EXERCISE INSTRUCTIONS> Check each line of the listing below for the string "bien", and copy the ones that have it.
Top of THE DATA
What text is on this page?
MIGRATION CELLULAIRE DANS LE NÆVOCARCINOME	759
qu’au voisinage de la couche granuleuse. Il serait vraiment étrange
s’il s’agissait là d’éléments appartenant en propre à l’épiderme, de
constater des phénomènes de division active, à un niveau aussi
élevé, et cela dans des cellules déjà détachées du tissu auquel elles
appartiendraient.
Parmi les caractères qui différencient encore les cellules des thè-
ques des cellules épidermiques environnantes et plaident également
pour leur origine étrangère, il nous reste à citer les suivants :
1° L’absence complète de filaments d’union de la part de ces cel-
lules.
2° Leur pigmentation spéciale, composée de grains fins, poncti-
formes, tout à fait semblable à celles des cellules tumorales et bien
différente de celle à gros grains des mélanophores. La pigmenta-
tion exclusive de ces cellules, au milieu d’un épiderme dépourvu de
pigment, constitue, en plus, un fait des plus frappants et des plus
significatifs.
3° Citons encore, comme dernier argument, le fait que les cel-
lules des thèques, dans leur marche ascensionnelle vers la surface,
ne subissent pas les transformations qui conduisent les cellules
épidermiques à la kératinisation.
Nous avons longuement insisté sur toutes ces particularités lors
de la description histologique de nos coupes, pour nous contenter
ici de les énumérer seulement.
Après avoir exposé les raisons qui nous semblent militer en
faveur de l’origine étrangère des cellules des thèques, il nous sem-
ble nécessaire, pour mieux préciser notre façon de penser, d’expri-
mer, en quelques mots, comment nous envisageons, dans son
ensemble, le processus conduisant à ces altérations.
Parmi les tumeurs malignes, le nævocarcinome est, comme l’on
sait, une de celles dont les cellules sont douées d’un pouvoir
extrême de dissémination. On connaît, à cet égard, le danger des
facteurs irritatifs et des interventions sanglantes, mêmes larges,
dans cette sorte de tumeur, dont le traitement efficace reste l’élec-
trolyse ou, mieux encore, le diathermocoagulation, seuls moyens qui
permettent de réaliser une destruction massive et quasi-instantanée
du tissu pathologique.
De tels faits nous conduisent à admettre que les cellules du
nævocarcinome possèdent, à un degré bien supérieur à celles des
Bottom of THE DATA
RESPONSE TO THE TASK>
formes, tout à fait semblable à celles des cellules tumorales et bien
nævocarcinome possèdent, à un degré bien supérieur à celles des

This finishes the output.